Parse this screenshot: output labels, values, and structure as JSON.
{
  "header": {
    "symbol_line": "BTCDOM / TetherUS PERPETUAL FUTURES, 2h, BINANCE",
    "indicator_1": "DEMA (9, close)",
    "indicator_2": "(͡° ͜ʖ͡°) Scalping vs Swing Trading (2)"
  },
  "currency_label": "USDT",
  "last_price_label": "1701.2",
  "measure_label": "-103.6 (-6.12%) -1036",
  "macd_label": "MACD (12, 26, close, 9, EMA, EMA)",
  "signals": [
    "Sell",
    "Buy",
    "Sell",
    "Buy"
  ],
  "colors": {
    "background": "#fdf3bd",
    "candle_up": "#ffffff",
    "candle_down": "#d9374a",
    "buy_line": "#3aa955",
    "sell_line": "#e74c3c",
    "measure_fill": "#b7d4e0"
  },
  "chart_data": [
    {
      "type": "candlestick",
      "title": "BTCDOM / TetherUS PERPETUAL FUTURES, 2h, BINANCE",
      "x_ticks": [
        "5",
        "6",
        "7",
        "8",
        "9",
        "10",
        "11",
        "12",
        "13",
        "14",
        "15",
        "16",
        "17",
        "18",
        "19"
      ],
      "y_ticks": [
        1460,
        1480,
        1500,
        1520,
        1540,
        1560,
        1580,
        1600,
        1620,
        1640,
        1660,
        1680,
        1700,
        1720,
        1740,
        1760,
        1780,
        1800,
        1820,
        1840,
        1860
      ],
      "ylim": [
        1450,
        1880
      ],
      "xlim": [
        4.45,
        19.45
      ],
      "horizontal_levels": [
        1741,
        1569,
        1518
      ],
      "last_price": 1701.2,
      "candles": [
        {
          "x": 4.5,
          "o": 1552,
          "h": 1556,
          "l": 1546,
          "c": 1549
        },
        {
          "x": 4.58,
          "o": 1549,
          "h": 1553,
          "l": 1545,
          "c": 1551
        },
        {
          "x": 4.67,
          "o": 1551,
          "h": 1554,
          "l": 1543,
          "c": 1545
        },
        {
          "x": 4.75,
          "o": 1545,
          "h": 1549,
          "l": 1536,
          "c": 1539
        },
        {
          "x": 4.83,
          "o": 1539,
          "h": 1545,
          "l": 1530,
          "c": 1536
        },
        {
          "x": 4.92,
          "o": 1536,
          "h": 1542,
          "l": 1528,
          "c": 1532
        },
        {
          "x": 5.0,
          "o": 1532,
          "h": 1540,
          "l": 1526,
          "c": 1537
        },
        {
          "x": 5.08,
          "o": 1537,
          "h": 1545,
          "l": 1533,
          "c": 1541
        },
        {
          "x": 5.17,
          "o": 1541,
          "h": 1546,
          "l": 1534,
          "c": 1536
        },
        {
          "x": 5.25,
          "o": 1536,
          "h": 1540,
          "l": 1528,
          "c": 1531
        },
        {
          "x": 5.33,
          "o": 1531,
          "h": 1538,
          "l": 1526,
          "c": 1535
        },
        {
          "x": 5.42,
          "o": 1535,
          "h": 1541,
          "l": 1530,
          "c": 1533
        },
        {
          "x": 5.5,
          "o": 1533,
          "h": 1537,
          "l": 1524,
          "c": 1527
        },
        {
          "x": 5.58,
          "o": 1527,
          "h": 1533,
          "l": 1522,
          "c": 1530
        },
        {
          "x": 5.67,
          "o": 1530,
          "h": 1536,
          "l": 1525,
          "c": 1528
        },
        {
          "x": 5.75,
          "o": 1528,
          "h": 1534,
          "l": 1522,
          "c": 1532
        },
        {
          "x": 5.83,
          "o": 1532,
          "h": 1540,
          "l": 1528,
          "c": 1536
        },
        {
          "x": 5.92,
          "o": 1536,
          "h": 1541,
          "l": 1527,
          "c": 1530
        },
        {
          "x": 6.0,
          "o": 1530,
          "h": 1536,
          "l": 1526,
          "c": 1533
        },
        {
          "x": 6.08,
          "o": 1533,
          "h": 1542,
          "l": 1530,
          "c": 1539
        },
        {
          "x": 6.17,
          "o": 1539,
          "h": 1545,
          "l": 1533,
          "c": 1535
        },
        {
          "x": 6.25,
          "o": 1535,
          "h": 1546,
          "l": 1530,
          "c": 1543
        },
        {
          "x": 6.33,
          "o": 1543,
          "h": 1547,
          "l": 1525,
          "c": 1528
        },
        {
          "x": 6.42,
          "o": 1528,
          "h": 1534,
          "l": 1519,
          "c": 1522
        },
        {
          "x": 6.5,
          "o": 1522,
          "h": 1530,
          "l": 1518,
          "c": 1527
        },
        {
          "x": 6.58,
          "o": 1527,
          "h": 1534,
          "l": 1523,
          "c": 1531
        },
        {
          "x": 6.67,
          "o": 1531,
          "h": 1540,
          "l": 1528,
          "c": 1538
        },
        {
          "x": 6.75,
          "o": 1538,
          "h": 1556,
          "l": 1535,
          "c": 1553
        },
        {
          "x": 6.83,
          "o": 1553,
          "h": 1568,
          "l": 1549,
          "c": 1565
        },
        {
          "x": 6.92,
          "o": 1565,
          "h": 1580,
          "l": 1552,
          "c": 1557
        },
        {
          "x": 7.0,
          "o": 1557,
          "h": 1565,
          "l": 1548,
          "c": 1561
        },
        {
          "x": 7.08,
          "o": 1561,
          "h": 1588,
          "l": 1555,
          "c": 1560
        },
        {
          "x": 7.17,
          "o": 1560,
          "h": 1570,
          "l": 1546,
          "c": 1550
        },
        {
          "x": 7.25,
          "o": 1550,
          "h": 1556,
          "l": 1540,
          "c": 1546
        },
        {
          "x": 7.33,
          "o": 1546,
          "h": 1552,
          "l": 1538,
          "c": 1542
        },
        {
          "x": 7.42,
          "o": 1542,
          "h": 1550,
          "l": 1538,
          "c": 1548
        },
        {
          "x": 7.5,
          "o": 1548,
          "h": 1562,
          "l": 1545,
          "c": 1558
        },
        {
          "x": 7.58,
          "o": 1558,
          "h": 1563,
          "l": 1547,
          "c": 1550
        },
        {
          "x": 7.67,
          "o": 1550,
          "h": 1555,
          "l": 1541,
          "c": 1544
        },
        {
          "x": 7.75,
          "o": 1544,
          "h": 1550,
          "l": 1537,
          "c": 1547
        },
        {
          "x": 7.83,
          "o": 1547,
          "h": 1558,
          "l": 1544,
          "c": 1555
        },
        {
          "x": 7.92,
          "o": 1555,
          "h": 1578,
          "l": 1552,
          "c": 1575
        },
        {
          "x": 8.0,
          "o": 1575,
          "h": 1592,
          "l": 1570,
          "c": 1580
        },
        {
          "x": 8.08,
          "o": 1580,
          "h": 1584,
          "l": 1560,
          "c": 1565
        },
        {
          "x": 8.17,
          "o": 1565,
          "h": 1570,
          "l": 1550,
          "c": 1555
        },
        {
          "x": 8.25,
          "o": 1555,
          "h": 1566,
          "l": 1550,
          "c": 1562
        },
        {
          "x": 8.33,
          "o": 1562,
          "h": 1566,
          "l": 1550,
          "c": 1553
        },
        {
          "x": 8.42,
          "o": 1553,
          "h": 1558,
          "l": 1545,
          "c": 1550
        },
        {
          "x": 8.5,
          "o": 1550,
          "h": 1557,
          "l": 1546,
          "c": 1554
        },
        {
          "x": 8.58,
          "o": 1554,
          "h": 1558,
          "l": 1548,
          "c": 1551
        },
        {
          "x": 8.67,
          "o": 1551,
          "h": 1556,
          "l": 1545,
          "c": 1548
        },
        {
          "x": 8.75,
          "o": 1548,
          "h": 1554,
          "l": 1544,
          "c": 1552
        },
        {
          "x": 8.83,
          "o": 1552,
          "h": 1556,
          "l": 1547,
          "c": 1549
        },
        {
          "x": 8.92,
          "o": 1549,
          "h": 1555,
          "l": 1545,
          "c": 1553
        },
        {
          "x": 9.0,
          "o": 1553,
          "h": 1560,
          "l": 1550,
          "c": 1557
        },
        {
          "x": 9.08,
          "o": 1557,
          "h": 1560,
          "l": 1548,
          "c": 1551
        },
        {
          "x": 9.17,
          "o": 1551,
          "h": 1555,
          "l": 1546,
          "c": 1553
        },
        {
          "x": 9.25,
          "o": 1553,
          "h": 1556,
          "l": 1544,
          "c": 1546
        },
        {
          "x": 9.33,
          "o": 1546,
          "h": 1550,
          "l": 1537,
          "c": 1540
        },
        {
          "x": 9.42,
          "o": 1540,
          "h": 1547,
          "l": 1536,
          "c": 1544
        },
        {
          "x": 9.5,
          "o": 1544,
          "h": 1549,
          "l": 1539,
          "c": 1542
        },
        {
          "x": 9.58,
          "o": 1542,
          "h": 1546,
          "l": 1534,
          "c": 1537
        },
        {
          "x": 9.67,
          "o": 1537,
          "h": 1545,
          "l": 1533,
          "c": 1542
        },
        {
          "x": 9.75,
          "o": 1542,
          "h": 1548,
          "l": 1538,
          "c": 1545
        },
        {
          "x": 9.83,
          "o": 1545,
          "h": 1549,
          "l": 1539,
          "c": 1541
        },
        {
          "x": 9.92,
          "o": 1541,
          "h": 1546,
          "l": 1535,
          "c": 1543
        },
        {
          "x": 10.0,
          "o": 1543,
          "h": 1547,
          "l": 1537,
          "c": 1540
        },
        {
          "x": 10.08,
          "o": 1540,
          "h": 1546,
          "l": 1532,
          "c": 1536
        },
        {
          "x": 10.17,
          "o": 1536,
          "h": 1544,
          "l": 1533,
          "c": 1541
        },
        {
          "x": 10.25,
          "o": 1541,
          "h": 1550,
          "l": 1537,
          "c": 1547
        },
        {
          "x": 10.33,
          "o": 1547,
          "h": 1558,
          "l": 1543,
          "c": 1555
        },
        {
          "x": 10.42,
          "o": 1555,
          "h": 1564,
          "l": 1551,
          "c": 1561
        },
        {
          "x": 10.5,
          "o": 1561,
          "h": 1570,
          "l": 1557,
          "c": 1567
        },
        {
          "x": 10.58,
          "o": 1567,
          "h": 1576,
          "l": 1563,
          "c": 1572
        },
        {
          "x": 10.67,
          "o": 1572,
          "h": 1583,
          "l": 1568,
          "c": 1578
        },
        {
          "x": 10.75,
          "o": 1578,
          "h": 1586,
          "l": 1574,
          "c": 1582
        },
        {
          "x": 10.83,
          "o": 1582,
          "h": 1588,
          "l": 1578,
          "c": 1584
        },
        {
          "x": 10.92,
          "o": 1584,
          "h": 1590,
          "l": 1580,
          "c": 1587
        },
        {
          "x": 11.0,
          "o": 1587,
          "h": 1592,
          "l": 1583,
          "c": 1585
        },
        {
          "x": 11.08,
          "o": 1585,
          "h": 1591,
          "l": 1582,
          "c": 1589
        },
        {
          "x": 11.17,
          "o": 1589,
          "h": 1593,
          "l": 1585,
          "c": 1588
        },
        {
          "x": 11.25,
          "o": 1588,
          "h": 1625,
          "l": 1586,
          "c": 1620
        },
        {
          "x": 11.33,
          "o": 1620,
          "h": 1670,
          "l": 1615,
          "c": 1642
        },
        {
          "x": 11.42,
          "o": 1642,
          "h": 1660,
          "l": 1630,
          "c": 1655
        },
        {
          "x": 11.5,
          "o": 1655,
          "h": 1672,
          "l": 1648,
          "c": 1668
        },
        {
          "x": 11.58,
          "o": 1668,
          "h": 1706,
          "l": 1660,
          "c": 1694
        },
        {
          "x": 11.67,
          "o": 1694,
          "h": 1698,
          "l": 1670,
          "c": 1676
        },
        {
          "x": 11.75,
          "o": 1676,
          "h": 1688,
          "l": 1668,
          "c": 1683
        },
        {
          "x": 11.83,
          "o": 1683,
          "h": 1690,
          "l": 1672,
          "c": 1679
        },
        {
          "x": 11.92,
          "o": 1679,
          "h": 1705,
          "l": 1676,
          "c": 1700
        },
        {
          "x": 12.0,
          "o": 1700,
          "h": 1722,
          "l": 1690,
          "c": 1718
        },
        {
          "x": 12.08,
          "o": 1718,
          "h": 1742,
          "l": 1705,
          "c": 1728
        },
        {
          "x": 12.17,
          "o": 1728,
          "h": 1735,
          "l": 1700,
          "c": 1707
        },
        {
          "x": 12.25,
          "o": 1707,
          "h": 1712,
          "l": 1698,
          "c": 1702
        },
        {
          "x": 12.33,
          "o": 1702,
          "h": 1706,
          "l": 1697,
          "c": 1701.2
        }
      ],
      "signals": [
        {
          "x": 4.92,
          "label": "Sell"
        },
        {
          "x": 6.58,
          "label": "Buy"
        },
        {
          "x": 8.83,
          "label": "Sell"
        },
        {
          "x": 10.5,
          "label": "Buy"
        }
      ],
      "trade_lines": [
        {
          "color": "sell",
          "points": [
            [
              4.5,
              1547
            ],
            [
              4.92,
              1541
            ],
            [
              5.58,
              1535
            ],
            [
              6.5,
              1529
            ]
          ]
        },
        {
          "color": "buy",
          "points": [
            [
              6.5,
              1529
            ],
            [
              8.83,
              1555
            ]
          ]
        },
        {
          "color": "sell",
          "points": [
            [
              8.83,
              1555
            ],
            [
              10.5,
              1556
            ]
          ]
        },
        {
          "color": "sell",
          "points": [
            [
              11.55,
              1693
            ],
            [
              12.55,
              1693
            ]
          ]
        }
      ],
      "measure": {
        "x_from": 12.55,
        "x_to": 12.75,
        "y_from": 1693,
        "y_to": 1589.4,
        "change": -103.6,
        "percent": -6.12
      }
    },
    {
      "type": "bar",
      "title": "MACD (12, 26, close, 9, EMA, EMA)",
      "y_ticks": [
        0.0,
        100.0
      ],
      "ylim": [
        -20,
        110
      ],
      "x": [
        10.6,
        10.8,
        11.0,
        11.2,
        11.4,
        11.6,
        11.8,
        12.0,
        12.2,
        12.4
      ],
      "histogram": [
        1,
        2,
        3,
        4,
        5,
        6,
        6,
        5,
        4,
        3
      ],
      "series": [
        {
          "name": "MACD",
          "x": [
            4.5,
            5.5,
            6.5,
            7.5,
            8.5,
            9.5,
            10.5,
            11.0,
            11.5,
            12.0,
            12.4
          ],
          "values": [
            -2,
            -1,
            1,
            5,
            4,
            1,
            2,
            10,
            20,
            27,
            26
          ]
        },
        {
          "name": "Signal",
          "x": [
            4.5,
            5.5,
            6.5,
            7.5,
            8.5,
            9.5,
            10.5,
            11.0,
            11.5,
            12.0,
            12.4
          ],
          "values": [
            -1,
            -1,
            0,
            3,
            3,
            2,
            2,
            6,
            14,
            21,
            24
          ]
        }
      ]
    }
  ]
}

§ §

_What to produce_
Wherever the string "BTCDOM" appears in the entries above, list that line.

_Answer for this exercise_
    "symbol_line": "BTCDOM / TetherUS PERPETUAL FUTURES, 2h, BINANCE",
      "title": "BTCDOM / TetherUS PERPETUAL FUTURES, 2h, BINANCE",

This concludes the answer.